Records contained in a dataset
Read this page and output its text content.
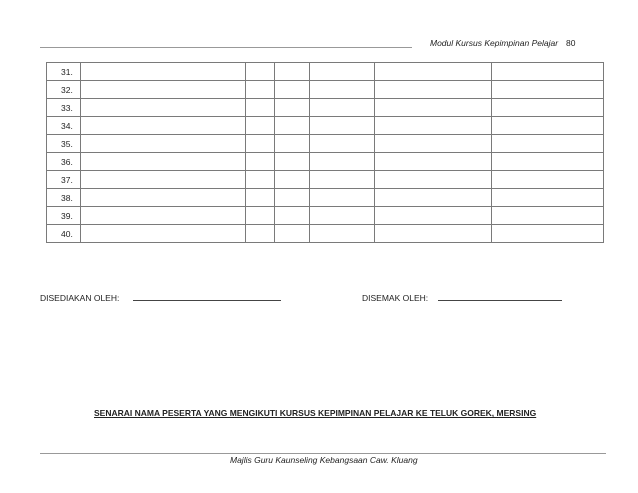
Modul Kursus Kepimpinan Pelajar 80
31.						
32.						
33.						
34.						
35.						
36.						
37.						
38.						
39.						
40.						
DISEDIAKAN OLEH:	DISEMAK OLEH:
SENARAI NAMA PESERTA YANG MENGIKUTI KURSUS KEPIMPINAN PELAJAR KE TELUK GOREK, MERSING
Majlis Guru Kaunseling Kebangsaan Caw. Kluang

Problem -
Give back the entries verbatim. Do not include any picture.

Solved exercise -
Read this page and output its text content.
Modul Kursus Kepimpinan Pelajar 80
31.						
32.						
33.						
34.						
35.						
36.						
37.						
38.						
39.						
40.						
DISEDIAKAN OLEH:	DISEMAK OLEH:
SENARAI NAMA PESERTA YANG MENGIKUTI KURSUS KEPIMPINAN PELAJAR KE TELUK GOREK, MERSING
Majlis Guru Kaunseling Kebangsaan Caw. Kluang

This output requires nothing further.